* start DATA LINES *

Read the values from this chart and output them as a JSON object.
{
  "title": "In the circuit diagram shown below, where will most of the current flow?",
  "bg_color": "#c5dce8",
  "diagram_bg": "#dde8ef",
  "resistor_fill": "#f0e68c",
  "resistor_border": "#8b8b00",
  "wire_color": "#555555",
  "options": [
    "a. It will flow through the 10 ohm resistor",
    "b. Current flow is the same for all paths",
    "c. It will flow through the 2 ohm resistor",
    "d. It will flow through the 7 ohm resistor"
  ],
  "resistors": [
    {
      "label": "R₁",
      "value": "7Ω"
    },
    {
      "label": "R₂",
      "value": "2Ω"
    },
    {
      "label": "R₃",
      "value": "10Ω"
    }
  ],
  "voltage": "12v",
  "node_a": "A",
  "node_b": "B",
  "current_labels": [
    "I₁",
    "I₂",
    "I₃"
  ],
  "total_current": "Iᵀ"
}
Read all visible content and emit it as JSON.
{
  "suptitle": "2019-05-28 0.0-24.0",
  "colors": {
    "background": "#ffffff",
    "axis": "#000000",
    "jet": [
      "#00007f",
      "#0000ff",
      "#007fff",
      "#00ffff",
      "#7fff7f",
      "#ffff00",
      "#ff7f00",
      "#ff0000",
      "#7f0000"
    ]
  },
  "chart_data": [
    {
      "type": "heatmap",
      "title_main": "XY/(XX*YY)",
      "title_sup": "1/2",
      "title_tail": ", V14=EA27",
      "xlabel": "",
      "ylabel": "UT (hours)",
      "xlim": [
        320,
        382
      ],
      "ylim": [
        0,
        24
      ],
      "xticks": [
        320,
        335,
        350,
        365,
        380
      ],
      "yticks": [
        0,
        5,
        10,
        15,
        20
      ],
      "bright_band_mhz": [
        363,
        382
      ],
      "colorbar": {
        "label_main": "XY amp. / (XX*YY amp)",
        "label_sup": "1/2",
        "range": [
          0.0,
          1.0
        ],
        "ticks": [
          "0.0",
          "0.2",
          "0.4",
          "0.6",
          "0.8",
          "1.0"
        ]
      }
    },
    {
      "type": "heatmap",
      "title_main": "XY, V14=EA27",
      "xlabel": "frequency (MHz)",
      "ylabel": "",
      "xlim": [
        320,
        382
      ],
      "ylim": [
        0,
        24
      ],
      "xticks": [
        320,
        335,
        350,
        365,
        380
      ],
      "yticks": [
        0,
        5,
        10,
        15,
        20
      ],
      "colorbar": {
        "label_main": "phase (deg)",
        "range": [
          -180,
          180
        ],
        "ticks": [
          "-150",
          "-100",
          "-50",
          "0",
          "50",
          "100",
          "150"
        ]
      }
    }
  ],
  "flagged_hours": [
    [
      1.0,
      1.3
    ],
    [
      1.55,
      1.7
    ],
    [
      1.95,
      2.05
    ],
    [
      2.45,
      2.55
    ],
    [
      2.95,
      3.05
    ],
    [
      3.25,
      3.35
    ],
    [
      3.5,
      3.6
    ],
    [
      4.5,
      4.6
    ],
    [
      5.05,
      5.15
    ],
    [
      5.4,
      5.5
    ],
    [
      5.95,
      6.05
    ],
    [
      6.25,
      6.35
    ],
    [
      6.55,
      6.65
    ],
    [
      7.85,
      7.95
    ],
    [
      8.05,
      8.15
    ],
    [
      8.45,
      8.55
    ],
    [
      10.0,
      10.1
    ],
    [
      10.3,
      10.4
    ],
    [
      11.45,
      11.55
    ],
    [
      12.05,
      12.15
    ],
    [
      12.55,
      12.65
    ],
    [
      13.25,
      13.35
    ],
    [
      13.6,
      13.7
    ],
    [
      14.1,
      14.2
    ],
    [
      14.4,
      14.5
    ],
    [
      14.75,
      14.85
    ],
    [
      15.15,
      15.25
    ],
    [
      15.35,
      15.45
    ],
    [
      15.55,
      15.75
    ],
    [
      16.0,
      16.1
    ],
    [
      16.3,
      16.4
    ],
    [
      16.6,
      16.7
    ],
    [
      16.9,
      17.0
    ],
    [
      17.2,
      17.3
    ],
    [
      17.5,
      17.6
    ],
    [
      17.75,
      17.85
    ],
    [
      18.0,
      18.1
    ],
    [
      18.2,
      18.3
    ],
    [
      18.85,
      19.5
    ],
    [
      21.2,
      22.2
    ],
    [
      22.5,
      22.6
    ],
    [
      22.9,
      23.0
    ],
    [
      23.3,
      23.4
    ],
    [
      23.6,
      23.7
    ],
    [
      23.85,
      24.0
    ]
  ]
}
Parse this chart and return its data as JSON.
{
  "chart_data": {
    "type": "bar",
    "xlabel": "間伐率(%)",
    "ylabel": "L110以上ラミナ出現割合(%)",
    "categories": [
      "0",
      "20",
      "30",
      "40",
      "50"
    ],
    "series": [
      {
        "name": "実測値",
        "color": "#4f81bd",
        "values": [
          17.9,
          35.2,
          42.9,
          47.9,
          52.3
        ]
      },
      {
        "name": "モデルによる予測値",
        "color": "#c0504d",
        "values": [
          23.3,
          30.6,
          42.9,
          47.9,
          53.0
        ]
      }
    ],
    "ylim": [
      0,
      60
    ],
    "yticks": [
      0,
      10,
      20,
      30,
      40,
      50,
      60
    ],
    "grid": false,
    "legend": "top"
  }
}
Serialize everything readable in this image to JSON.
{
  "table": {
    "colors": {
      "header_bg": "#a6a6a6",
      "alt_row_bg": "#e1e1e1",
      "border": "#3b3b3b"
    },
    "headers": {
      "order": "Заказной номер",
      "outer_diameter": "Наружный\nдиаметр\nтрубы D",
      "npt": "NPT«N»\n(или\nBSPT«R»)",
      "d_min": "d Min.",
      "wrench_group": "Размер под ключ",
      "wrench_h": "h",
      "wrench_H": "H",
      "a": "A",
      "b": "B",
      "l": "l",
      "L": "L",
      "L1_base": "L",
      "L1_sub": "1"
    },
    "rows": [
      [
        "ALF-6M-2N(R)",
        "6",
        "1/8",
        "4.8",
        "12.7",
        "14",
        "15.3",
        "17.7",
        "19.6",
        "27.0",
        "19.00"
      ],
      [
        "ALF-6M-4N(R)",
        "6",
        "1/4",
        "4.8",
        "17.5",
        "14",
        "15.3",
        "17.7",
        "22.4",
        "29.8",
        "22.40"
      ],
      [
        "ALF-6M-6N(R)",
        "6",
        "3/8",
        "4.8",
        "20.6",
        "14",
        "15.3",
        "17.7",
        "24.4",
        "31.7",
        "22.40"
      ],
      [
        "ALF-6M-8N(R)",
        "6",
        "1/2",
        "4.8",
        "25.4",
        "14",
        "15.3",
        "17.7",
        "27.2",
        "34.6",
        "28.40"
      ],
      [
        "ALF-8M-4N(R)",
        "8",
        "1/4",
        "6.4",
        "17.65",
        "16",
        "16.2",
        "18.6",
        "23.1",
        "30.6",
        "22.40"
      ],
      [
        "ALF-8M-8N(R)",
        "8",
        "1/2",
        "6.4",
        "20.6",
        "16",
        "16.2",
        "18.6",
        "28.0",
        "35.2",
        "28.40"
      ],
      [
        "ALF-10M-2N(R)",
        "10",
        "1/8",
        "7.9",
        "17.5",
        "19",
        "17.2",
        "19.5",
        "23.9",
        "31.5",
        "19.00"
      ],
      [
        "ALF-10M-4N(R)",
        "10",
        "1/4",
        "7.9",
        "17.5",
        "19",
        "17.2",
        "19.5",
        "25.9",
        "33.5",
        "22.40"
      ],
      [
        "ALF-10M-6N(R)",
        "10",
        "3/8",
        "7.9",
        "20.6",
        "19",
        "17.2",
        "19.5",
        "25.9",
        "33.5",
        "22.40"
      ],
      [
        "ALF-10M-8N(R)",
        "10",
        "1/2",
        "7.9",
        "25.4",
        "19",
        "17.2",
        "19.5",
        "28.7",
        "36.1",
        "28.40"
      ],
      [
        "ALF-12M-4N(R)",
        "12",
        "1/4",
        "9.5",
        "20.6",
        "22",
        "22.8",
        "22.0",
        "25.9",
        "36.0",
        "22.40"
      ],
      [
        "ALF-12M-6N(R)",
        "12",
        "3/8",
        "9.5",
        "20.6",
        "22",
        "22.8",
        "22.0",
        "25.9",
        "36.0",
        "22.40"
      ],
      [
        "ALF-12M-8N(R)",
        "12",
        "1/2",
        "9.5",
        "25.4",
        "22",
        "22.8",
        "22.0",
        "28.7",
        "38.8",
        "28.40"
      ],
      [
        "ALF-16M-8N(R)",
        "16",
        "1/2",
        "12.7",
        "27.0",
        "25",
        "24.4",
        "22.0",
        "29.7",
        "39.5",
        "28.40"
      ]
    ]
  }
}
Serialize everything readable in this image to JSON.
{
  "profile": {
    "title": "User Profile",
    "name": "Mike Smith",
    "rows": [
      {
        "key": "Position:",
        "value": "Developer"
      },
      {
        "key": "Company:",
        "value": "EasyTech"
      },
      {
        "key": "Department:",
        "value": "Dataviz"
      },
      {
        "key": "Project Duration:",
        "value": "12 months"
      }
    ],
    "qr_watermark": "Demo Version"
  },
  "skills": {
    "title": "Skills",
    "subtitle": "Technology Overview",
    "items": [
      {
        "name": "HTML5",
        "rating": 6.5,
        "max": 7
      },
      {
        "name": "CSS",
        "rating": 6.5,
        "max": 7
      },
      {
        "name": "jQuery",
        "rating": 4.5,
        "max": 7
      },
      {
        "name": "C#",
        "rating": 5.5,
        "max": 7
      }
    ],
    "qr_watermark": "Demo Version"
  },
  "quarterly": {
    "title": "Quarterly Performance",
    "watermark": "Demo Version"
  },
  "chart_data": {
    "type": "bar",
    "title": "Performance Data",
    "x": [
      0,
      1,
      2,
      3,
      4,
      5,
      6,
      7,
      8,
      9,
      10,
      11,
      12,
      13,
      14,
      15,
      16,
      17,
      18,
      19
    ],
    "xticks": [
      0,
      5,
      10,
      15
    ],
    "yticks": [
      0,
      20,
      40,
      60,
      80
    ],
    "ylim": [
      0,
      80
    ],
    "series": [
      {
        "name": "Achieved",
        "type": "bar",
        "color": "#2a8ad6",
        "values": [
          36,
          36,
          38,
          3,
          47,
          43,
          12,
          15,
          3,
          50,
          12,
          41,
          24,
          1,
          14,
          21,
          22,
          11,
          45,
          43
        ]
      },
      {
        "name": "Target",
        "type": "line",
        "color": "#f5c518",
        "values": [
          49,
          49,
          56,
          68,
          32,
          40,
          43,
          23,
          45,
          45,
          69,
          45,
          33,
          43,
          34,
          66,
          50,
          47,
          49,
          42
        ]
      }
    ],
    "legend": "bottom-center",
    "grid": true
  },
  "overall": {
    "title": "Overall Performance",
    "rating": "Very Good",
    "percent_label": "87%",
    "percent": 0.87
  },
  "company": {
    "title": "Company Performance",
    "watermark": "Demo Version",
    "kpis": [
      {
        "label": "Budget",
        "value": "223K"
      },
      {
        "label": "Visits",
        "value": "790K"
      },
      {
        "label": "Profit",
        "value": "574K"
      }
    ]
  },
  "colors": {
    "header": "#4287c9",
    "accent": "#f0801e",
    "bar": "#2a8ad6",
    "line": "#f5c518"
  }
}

* end DATA LINES *

▶ _TASK OBJECTIVE_
Your answer should be a single number: the count of lines in these records that hold the string "flow".

▶ _ANSWER TO THIS TASK_
5